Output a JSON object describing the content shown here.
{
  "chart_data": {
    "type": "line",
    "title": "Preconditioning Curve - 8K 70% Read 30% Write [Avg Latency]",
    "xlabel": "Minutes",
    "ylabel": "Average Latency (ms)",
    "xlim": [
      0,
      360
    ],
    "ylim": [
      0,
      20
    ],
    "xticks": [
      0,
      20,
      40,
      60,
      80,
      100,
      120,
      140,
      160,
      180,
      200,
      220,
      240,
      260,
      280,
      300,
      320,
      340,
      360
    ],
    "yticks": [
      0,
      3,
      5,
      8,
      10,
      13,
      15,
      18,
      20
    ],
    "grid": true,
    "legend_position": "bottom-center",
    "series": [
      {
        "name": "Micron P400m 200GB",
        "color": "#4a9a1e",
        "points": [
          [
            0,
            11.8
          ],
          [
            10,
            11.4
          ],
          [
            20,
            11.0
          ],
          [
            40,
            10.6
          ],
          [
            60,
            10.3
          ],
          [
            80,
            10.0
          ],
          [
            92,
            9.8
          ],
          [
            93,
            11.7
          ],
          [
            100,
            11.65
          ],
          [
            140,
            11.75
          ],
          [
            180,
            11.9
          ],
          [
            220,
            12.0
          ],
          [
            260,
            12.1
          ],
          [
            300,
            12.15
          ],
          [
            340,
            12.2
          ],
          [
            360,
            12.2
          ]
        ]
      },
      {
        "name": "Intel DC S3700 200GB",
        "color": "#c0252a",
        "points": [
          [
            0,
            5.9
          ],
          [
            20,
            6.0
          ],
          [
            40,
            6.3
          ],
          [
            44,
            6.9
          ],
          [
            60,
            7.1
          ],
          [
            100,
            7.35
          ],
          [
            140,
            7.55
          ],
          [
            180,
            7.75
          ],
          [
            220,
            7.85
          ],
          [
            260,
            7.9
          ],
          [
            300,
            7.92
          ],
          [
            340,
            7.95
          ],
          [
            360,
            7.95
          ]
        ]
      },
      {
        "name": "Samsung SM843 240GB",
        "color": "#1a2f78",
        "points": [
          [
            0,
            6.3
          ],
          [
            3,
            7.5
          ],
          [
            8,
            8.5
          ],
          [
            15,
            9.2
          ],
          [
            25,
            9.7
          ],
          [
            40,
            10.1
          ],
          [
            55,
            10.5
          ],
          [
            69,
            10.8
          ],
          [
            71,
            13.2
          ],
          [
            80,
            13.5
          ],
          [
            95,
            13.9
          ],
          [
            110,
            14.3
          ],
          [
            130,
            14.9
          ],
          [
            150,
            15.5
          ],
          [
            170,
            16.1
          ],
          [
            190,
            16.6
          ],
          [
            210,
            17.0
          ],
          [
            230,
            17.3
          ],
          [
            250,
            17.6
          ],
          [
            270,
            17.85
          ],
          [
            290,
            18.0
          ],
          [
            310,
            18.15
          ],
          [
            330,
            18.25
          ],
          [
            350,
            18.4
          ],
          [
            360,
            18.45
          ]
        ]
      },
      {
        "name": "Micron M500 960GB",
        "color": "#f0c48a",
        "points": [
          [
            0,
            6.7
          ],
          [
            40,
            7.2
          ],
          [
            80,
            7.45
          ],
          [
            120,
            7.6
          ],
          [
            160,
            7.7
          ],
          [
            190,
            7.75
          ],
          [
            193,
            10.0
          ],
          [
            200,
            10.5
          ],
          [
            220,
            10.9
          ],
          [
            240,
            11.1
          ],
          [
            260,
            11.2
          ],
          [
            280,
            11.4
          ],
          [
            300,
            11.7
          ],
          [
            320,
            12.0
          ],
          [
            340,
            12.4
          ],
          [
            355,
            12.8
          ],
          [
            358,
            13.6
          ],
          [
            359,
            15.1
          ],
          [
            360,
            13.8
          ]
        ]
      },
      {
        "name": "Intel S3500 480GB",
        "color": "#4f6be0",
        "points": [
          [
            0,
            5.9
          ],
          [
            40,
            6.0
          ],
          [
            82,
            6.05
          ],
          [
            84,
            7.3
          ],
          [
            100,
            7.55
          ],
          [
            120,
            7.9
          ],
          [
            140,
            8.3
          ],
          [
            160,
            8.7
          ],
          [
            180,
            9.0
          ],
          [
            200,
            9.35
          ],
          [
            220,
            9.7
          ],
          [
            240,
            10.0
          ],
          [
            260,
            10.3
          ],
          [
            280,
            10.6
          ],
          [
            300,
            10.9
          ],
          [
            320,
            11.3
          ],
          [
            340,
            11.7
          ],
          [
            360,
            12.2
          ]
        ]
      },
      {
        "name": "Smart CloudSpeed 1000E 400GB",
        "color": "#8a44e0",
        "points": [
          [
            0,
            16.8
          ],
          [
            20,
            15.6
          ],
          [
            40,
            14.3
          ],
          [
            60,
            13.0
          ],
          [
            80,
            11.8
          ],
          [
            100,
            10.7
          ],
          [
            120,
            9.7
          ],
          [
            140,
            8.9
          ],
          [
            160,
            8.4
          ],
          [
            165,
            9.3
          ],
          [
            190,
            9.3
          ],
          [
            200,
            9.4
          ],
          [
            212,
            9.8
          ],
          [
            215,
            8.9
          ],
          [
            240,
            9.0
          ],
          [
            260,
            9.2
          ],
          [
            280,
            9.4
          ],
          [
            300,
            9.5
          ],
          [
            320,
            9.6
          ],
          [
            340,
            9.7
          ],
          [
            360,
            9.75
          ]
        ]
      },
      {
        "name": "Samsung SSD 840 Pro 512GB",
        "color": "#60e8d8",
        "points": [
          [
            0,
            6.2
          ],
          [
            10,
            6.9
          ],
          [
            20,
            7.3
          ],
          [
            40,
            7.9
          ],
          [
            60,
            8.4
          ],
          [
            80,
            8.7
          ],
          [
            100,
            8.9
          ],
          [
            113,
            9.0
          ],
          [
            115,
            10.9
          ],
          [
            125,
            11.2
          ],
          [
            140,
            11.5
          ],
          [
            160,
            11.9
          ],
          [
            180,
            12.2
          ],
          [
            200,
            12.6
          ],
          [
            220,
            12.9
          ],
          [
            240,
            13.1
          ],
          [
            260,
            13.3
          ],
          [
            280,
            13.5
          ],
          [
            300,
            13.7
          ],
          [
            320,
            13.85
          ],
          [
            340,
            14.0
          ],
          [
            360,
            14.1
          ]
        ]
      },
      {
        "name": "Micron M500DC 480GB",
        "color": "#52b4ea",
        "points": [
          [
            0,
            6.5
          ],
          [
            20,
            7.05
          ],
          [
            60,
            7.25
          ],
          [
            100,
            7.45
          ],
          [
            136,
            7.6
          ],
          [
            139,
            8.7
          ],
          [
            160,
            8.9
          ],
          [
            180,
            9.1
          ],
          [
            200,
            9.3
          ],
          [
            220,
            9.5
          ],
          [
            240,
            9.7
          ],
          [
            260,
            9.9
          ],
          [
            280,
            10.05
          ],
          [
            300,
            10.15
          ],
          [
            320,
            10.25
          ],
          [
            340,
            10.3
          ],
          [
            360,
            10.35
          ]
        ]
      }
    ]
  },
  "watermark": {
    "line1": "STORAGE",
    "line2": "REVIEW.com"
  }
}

:: WRITTEN PROBLEM ::
Send back each record exactly as it stands.

:: FINAL RESULT ::
Output a JSON object describing the content shown here.
{
  "chart_data": {
    "type": "line",
    "title": "Preconditioning Curve - 8K 70% Read 30% Write [Avg Latency]",
    "xlabel": "Minutes",
    "ylabel": "Average Latency (ms)",
    "xlim": [
      0,
      360
    ],
    "ylim": [
      0,
      20
    ],
    "xticks": [
      0,
      20,
      40,
      60,
      80,
      100,
      120,
      140,
      160,
      180,
      200,
      220,
      240,
      260,
      280,
      300,
      320,
      340,
      360
    ],
    "yticks": [
      0,
      3,
      5,
      8,
      10,
      13,
      15,
      18,
      20
    ],
    "grid": true,
    "legend_position": "bottom-center",
    "series": [
      {
        "name": "Micron P400m 200GB",
        "color": "#4a9a1e",
        "points": [
          [
            0,
            11.8
          ],
          [
            10,
            11.4
          ],
          [
            20,
            11.0
          ],
          [
            40,
            10.6
          ],
          [
            60,
            10.3
          ],
          [
            80,
            10.0
          ],
          [
            92,
            9.8
          ],
          [
            93,
            11.7
          ],
          [
            100,
            11.65
          ],
          [
            140,
            11.75
          ],
          [
            180,
            11.9
          ],
          [
            220,
            12.0
          ],
          [
            260,
            12.1
          ],
          [
            300,
            12.15
          ],
          [
            340,
            12.2
          ],
          [
            360,
            12.2
          ]
        ]
      },
      {
        "name": "Intel DC S3700 200GB",
        "color": "#c0252a",
        "points": [
          [
            0,
            5.9
          ],
          [
            20,
            6.0
          ],
          [
            40,
            6.3
          ],
          [
            44,
            6.9
          ],
          [
            60,
            7.1
          ],
          [
            100,
            7.35
          ],
          [
            140,
            7.55
          ],
          [
            180,
            7.75
          ],
          [
            220,
            7.85
          ],
          [
            260,
            7.9
          ],
          [
            300,
            7.92
          ],
          [
            340,
            7.95
          ],
          [
            360,
            7.95
          ]
        ]
      },
      {
        "name": "Samsung SM843 240GB",
        "color": "#1a2f78",
        "points": [
          [
            0,
            6.3
          ],
          [
            3,
            7.5
          ],
          [
            8,
            8.5
          ],
          [
            15,
            9.2
          ],
          [
            25,
            9.7
          ],
          [
            40,
            10.1
          ],
          [
            55,
            10.5
          ],
          [
            69,
            10.8
          ],
          [
            71,
            13.2
          ],
          [
            80,
            13.5
          ],
          [
            95,
            13.9
          ],
          [
            110,
            14.3
          ],
          [
            130,
            14.9
          ],
          [
            150,
            15.5
          ],
          [
            170,
            16.1
          ],
          [
            190,
            16.6
          ],
          [
            210,
            17.0
          ],
          [
            230,
            17.3
          ],
          [
            250,
            17.6
          ],
          [
            270,
            17.85
          ],
          [
            290,
            18.0
          ],
          [
            310,
            18.15
          ],
          [
            330,
            18.25
          ],
          [
            350,
            18.4
          ],
          [
            360,
            18.45
          ]
        ]
      },
      {
        "name": "Micron M500 960GB",
        "color": "#f0c48a",
        "points": [
          [
            0,
            6.7
          ],
          [
            40,
            7.2
          ],
          [
            80,
            7.45
          ],
          [
            120,
            7.6
          ],
          [
            160,
            7.7
          ],
          [
            190,
            7.75
          ],
          [
            193,
            10.0
          ],
          [
            200,
            10.5
          ],
          [
            220,
            10.9
          ],
          [
            240,
            11.1
          ],
          [
            260,
            11.2
          ],
          [
            280,
            11.4
          ],
          [
            300,
            11.7
          ],
          [
            320,
            12.0
          ],
          [
            340,
            12.4
          ],
          [
            355,
            12.8
          ],
          [
            358,
            13.6
          ],
          [
            359,
            15.1
          ],
          [
            360,
            13.8
          ]
        ]
      },
      {
        "name": "Intel S3500 480GB",
        "color": "#4f6be0",
        "points": [
          [
            0,
            5.9
          ],
          [
            40,
            6.0
          ],
          [
            82,
            6.05
          ],
          [
            84,
            7.3
          ],
          [
            100,
            7.55
          ],
          [
            120,
            7.9
          ],
          [
            140,
            8.3
          ],
          [
            160,
            8.7
          ],
          [
            180,
            9.0
          ],
          [
            200,
            9.35
          ],
          [
            220,
            9.7
          ],
          [
            240,
            10.0
          ],
          [
            260,
            10.3
          ],
          [
            280,
            10.6
          ],
          [
            300,
            10.9
          ],
          [
            320,
            11.3
          ],
          [
            340,
            11.7
          ],
          [
            360,
            12.2
          ]
        ]
      },
      {
        "name": "Smart CloudSpeed 1000E 400GB",
        "color": "#8a44e0",
        "points": [
          [
            0,
            16.8
          ],
          [
            20,
            15.6
          ],
          [
            40,
            14.3
          ],
          [
            60,
            13.0
          ],
          [
            80,
            11.8
          ],
          [
            100,
            10.7
          ],
          [
            120,
            9.7
          ],
          [
            140,
            8.9
          ],
          [
            160,
            8.4
          ],
          [
            165,
            9.3
          ],
          [
            190,
            9.3
          ],
          [
            200,
            9.4
          ],
          [
            212,
            9.8
          ],
          [
            215,
            8.9
          ],
          [
            240,
            9.0
          ],
          [
            260,
            9.2
          ],
          [
            280,
            9.4
          ],
          [
            300,
            9.5
          ],
          [
            320,
            9.6
          ],
          [
            340,
            9.7
          ],
          [
            360,
            9.75
          ]
        ]
      },
      {
        "name": "Samsung SSD 840 Pro 512GB",
        "color": "#60e8d8",
        "points": [
          [
            0,
            6.2
          ],
          [
            10,
            6.9
          ],
          [
            20,
            7.3
          ],
          [
            40,
            7.9
          ],
          [
            60,
            8.4
          ],
          [
            80,
            8.7
          ],
          [
            100,
            8.9
          ],
          [
            113,
            9.0
          ],
          [
            115,
            10.9
          ],
          [
            125,
            11.2
          ],
          [
            140,
            11.5
          ],
          [
            160,
            11.9
          ],
          [
            180,
            12.2
          ],
          [
            200,
            12.6
          ],
          [
            220,
            12.9
          ],
          [
            240,
            13.1
          ],
          [
            260,
            13.3
          ],
          [
            280,
            13.5
          ],
          [
            300,
            13.7
          ],
          [
            320,
            13.85
          ],
          [
            340,
            14.0
          ],
          [
            360,
            14.1
          ]
        ]
      },
      {
        "name": "Micron M500DC 480GB",
        "color": "#52b4ea",
        "points": [
          [
            0,
            6.5
          ],
          [
            20,
            7.05
          ],
          [
            60,
            7.25
          ],
          [
            100,
            7.45
          ],
          [
            136,
            7.6
          ],
          [
            139,
            8.7
          ],
          [
            160,
            8.9
          ],
          [
            180,
            9.1
          ],
          [
            200,
            9.3
          ],
          [
            220,
            9.5
          ],
          [
            240,
            9.7
          ],
          [
            260,
            9.9
          ],
          [
            280,
            10.05
          ],
          [
            300,
            10.15
          ],
          [
            320,
            10.25
          ],
          [
            340,
            10.3
          ],
          [
            360,
            10.35
          ]
        ]
      }
    ]
  },
  "watermark": {
    "line1": "STORAGE",
    "line2": "REVIEW.com"
  }
}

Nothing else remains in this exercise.